What you will do → Output every record below exactly as it appears.

BEGIN Dataset extract

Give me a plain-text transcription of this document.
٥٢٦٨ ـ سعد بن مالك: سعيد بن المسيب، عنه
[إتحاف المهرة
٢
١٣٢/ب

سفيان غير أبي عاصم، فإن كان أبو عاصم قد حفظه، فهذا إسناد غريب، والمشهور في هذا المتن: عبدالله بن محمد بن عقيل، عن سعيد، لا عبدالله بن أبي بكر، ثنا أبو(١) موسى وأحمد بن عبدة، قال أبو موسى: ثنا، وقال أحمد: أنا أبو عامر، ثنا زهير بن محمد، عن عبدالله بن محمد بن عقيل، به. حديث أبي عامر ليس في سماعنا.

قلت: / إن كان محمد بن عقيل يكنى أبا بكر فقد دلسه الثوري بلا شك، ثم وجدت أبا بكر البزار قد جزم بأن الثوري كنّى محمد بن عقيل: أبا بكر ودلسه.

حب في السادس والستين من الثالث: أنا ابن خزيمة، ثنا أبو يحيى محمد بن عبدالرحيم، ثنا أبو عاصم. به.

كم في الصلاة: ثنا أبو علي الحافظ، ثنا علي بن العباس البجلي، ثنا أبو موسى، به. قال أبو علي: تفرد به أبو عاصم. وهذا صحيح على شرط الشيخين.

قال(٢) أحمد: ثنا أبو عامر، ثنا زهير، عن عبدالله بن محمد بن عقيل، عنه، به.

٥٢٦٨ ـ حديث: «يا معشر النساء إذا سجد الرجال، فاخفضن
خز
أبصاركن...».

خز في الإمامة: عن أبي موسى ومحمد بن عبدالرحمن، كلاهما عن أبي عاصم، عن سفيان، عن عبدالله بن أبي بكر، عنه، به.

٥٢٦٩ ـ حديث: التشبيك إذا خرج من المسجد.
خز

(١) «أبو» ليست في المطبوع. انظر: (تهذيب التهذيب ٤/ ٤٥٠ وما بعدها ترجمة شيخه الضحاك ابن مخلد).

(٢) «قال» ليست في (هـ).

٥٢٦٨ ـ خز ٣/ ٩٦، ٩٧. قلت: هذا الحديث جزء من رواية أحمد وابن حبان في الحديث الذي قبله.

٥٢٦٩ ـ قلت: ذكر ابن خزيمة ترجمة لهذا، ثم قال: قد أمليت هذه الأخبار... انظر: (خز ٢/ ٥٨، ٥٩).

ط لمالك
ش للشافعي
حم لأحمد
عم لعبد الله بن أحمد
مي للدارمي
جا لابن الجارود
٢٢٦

END Dataset extract

Solution for this task →
Give me a plain-text transcription of this document.
٥٢٦٨ ـ سعد بن مالك: سعيد بن المسيب، عنه
[إتحاف المهرة
٢
١٣٢/ب

سفيان غير أبي عاصم، فإن كان أبو عاصم قد حفظه، فهذا إسناد غريب، والمشهور في هذا المتن: عبدالله بن محمد بن عقيل، عن سعيد، لا عبدالله بن أبي بكر، ثنا أبو(١) موسى وأحمد بن عبدة، قال أبو موسى: ثنا، وقال أحمد: أنا أبو عامر، ثنا زهير بن محمد، عن عبدالله بن محمد بن عقيل، به. حديث أبي عامر ليس في سماعنا.

قلت: / إن كان محمد بن عقيل يكنى أبا بكر فقد دلسه الثوري بلا شك، ثم وجدت أبا بكر البزار قد جزم بأن الثوري كنّى محمد بن عقيل: أبا بكر ودلسه.

حب في السادس والستين من الثالث: أنا ابن خزيمة، ثنا أبو يحيى محمد بن عبدالرحيم، ثنا أبو عاصم. به.

كم في الصلاة: ثنا أبو علي الحافظ، ثنا علي بن العباس البجلي، ثنا أبو موسى، به. قال أبو علي: تفرد به أبو عاصم. وهذا صحيح على شرط الشيخين.

قال(٢) أحمد: ثنا أبو عامر، ثنا زهير، عن عبدالله بن محمد بن عقيل، عنه، به.

٥٢٦٨ ـ حديث: «يا معشر النساء إذا سجد الرجال، فاخفضن
خز
أبصاركن...».

خز في الإمامة: عن أبي موسى ومحمد بن عبدالرحمن، كلاهما عن أبي عاصم، عن سفيان، عن عبدالله بن أبي بكر، عنه، به.

٥٢٦٩ ـ حديث: التشبيك إذا خرج من المسجد.
خز

(١) «أبو» ليست في المطبوع. انظر: (تهذيب التهذيب ٤/ ٤٥٠ وما بعدها ترجمة شيخه الضحاك ابن مخلد).

(٢) «قال» ليست في (هـ).

٥٢٦٨ ـ خز ٣/ ٩٦، ٩٧. قلت: هذا الحديث جزء من رواية أحمد وابن حبان في الحديث الذي قبله.

٥٢٦٩ ـ قلت: ذكر ابن خزيمة ترجمة لهذا، ثم قال: قد أمليت هذه الأخبار... انظر: (خز ٢/ ٥٨، ٥٩).

ط لمالك
ش للشافعي
حم لأحمد
عم لعبد الله بن أحمد
مي للدارمي
جا لابن الجارود
٢٢٦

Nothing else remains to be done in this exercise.